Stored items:
· · · ·
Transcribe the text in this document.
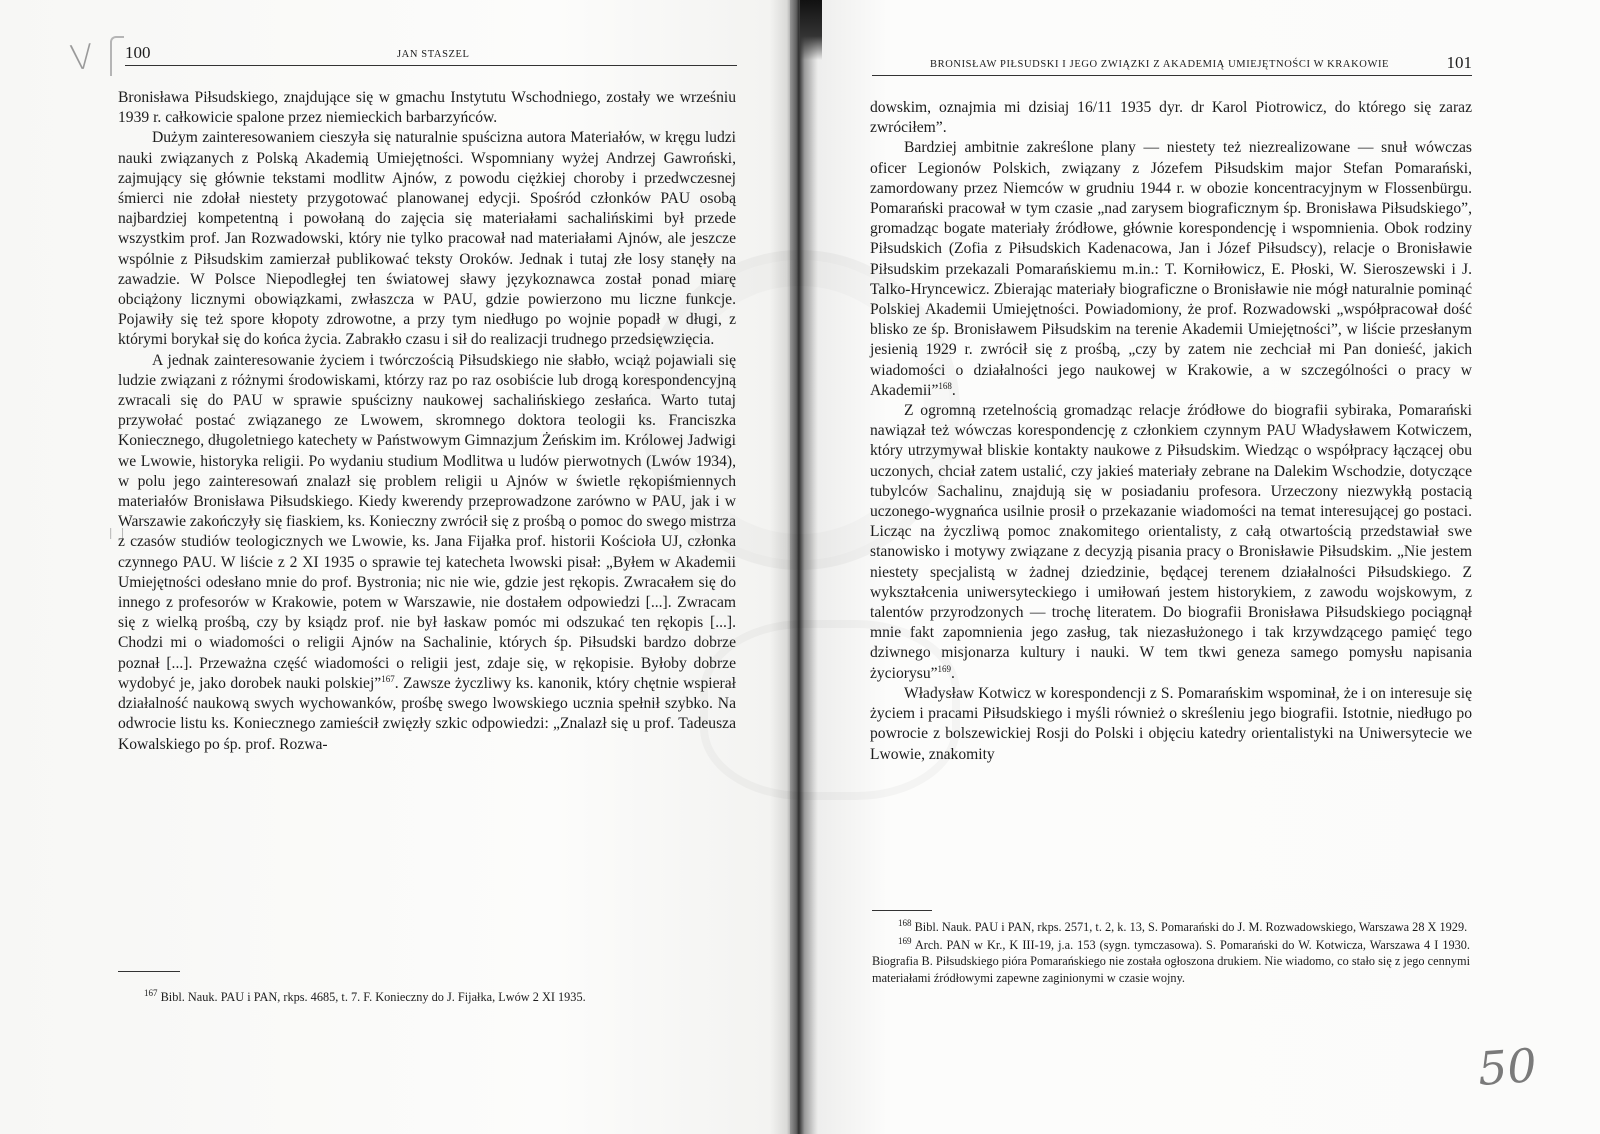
V
ı ı
100	JAN STASZEL
Bronisława Piłsudskiego, znajdujące się w gmachu Instytutu Wschodniego, zostały we wrześniu 1939 r. całkowicie spalone przez niemieckich barbarzyńców.
Dużym zainteresowaniem cieszyła się naturalnie spuścizna autora Materiałów, w kręgu ludzi nauki związanych z Polską Akademią Umiejętności. Wspomniany wyżej Andrzej Gawroński, zajmujący się głównie tekstami modlitw Ajnów, z powodu ciężkiej choroby i przedwczesnej śmierci nie zdołał niestety przygotować planowanej edycji. Spośród członków PAU osobą najbardziej kompetentną i powołaną do zajęcia się materiałami sachalińskimi był przede wszystkim prof. Jan Rozwadowski, który nie tylko pracował nad materiałami Ajnów, ale jeszcze wspólnie z Piłsudskim zamierzał publikować teksty Oroków. Jednak i tutaj złe losy stanęły na zawadzie. W Polsce Niepodległej ten światowej sławy językoznawca został ponad miarę obciążony licznymi obowiązkami, zwłaszcza w PAU, gdzie powierzono mu liczne funkcje. Pojawiły się też spore kłopoty zdrowotne, a przy tym niedługo po wojnie popadł w długi, z którymi borykał się do końca życia. Zabrakło czasu i sił do realizacji trudnego przedsięwzięcia.
A jednak zainteresowanie życiem i twórczością Piłsudskiego nie słabło, wciąż pojawiali się ludzie związani z różnymi środowiskami, którzy raz po raz osobiście lub drogą korespondencyjną zwracali się do PAU w sprawie spuścizny naukowej sachalińskiego zesłańca. Warto tutaj przywołać postać związanego ze Lwowem, skromnego doktora teologii ks. Franciszka Koniecznego, długoletniego katechety w Państwowym Gimnazjum Żeńskim im. Królowej Jadwigi we Lwowie, historyka religii. Po wydaniu studium Modlitwa u ludów pierwotnych (Lwów 1934), w polu jego zainteresowań znalazł się problem religii u Ajnów w świetle rękopiśmiennych materiałów Bronisława Piłsudskiego. Kiedy kwerendy przeprowadzone zarówno w PAU, jak i w Warszawie zakończyły się fiaskiem, ks. Konieczny zwrócił się z prośbą o pomoc do swego mistrza z czasów studiów teologicznych we Lwowie, ks. Jana Fijałka prof. historii Kościoła UJ, członka czynnego PAU. W liście z 2 XI 1935 o sprawie tej katecheta lwowski pisał: „Byłem w Akademii Umiejętności odesłano mnie do prof. Bystronia; nic nie wie, gdzie jest rękopis. Zwracałem się do innego z profesorów w Krakowie, potem w Warszawie, nie dostałem odpowiedzi [...]. Zwracam się z wielką prośbą, czy by ksiądz prof. nie był łaskaw pomóc mi odszukać ten rękopis [...]. Chodzi mi o wiadomości o religii Ajnów na Sachalinie, których śp. Piłsudski bardzo dobrze poznał [...]. Przeważna część wiadomości o religii jest, zdaje się, w rękopisie. Byłoby dobrze wydobyć je, jako dorobek nauki polskiej”$^{167}$. Zawsze życzliwy ks. kanonik, który chętnie wspierał działalność naukową swych wychowanków, prośbę swego lwowskiego ucznia spełnił szybko. Na odwrocie listu ks. Koniecznego zamieścił zwięzły szkic odpowiedzi: „Znalazł się u prof. Tadeusza Kowalskiego po śp. prof. Rozwa-
$^{167}$ Bibl. Nauk. PAU i PAN, rkps. 4685, t. 7. F. Konieczny do J. Fijałka, Lwów 2 XI 1935.
BRONISŁAW PIŁSUDSKI I JEGO ZWIĄZKI Z AKADEMIĄ UMIEJĘTNOŚCI W KRAKOWIE	101
dowskim, oznajmia mi dzisiaj 16/11 1935 dyr. dr Karol Piotrowicz, do którego się zaraz zwróciłem”.
Bardziej ambitnie zakreślone plany — niestety też niezrealizowane — snuł wówczas oficer Legionów Polskich, związany z Józefem Piłsudskim major Stefan Pomarański, zamordowany przez Niemców w grudniu 1944 r. w obozie koncentracyjnym w Flossenbürgu. Pomarański pracował w tym czasie „nad zarysem biograficznym śp. Bronisława Piłsudskiego”, gromadząc bogate materiały źródłowe, głównie korespondencję i wspomnienia. Obok rodziny Piłsudskich (Zofia z Piłsudskich Kadenacowa, Jan i Józef Piłsudscy), relacje o Bronisławie Piłsudskim przekazali Pomarańskiemu m.in.: T. Korniłowicz, E. Płoski, W. Sieroszewski i J. Talko-Hryncewicz. Zbierając materiały biograficzne o Bronisławie nie mógł naturalnie pominąć Polskiej Akademii Umiejętności. Powiadomiony, że prof. Rozwadowski „współpracował dość blisko ze śp. Bronisławem Piłsudskim na terenie Akademii Umiejętności”, w liście przesłanym jesienią 1929 r. zwrócił się z prośbą, „czy by zatem nie zechciał mi Pan donieść, jakich wiadomości o działalności jego naukowej w Krakowie, a w szczególności o pracy w Akademii”$^{168}$.
Z ogromną rzetelnością gromadząc relacje źródłowe do biografii sybiraka, Pomarański nawiązał też wówczas korespondencję z członkiem czynnym PAU Władysławem Kotwiczem, który utrzymywał bliskie kontakty naukowe z Piłsudskim. Wiedząc o współpracy łączącej obu uczonych, chciał zatem ustalić, czy jakieś materiały zebrane na Dalekim Wschodzie, dotyczące tubylców Sachalinu, znajdują się w posiadaniu profesora. Urzeczony niezwykłą postacią uczonego-wygnańca usilnie prosił o przekazanie wiadomości na temat interesującej go postaci. Licząc na życzliwą pomoc znakomitego orientalisty, z całą otwartością przedstawiał swe stanowisko i motywy związane z decyzją pisania pracy o Bronisławie Piłsudskim. „Nie jestem niestety specjalistą w żadnej dziedzinie, będącej terenem działalności Piłsudskiego. Z wykształcenia uniwersyteckiego i umiłowań jestem historykiem, z zawodu wojskowym, z talentów przyrodzonych — trochę literatem. Do biografii Bronisława Piłsudskiego pociągnął mnie fakt zapomnienia jego zasług, tak niezasłużonego i tak krzywdzącego pamięć tego dziwnego misjonarza kultury i nauki. W tem tkwi geneza samego pomysłu napisania życiorysu”$^{169}$.
Władysław Kotwicz w korespondencji z S. Pomarańskim wspominał, że i on interesuje się życiem i pracami Piłsudskiego i myśli również o skreśleniu jego biografii. Istotnie, niedługo po powrocie z bolszewickiej Rosji do Polski i objęciu katedry orientalistyki na Uniwersytecie we Lwowie, znakomity
$^{168}$ Bibl. Nauk. PAU i PAN, rkps. 2571, t. 2, k. 13, S. Pomarański do J. M. Rozwadowskiego, Warszawa 28 X 1929.
$^{169}$ Arch. PAN w Kr., K III-19, j.a. 153 (sygn. tymczasowa). S. Pomarański do W. Kotwicza, Warszawa 4 I 1930. Biografia B. Piłsudskiego pióra Pomarańskiego nie została ogłoszona drukiem. Nie wiadomo, co stało się z jego cennymi materiałami źródłowymi zapewne zaginionymi w czasie wojny.
50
· · · ·
- GOAL
Find the word "rkps" in the data and copy out each line where it turns up.

- FINAL RESULT
$^{167}$ Bibl. Nauk. PAU i PAN, rkps. 4685, t. 7. F. Konieczny do J. Fijałka, Lwów 2 XI 1935.
$^{168}$ Bibl. Nauk. PAU i PAN, rkps. 2571, t. 2, k. 13, S. Pomarański do J. M. Rozwadowskiego, Warszawa 28 X 1929.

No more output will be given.